> [Input]:
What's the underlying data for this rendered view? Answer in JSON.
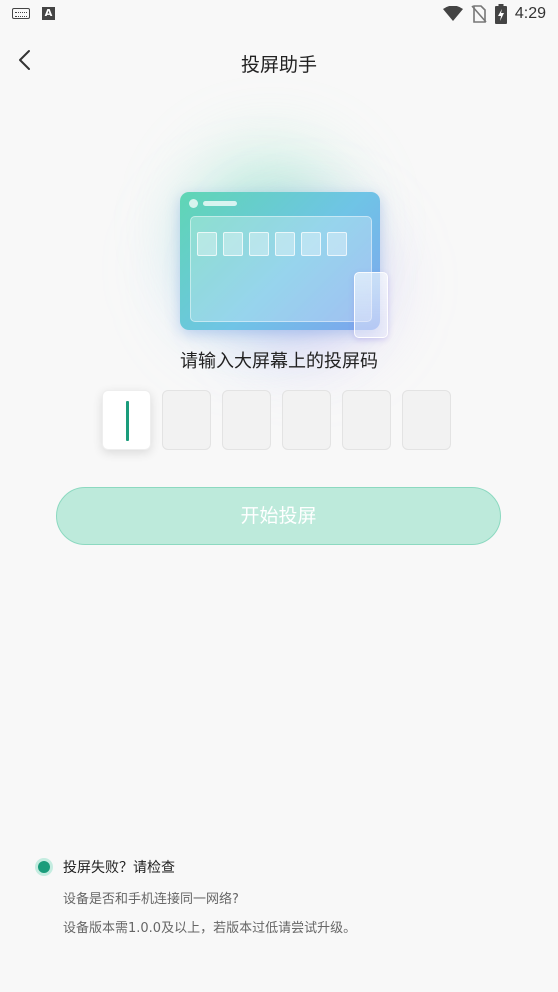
{
  "status_bar": {
    "time": "4:29",
    "left_icons": [
      "keyboard-icon",
      "a-badge-icon"
    ],
    "right_icons": [
      "wifi-icon",
      "no-sim-icon",
      "battery-charging-icon"
    ]
  },
  "header": {
    "title": "投屏助手",
    "back_icon": "chevron-left-icon"
  },
  "main": {
    "prompt": "请输入大屏幕上的投屏码",
    "code_boxes": [
      "",
      "",
      "",
      "",
      "",
      ""
    ],
    "active_box_index": 0,
    "start_button_label": "开始投屏"
  },
  "tips": {
    "title": "投屏失败？请检查",
    "line1": "设备是否和手机连接同一网络?",
    "line2": "设备版本需1.0.0及以上，若版本过低请尝试升级。"
  },
  "colors": {
    "accent": "#1a9c7b",
    "button_bg": "#bdeadb",
    "background": "#f8f8f8"
  }
}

> [Task brief]: Copy everything in the records above except the pictures, exactly as written.

> [Solution below]:
What's the underlying data for this rendered view? Answer in JSON.
{
  "status_bar": {
    "time": "4:29",
    "left_icons": [
      "keyboard-icon",
      "a-badge-icon"
    ],
    "right_icons": [
      "wifi-icon",
      "no-sim-icon",
      "battery-charging-icon"
    ]
  },
  "header": {
    "title": "投屏助手",
    "back_icon": "chevron-left-icon"
  },
  "main": {
    "prompt": "请输入大屏幕上的投屏码",
    "code_boxes": [
      "",
      "",
      "",
      "",
      "",
      ""
    ],
    "active_box_index": 0,
    "start_button_label": "开始投屏"
  },
  "tips": {
    "title": "投屏失败？请检查",
    "line1": "设备是否和手机连接同一网络?",
    "line2": "设备版本需1.0.0及以上，若版本过低请尝试升级。"
  },
  "colors": {
    "accent": "#1a9c7b",
    "button_bg": "#bdeadb",
    "background": "#f8f8f8"
  }
}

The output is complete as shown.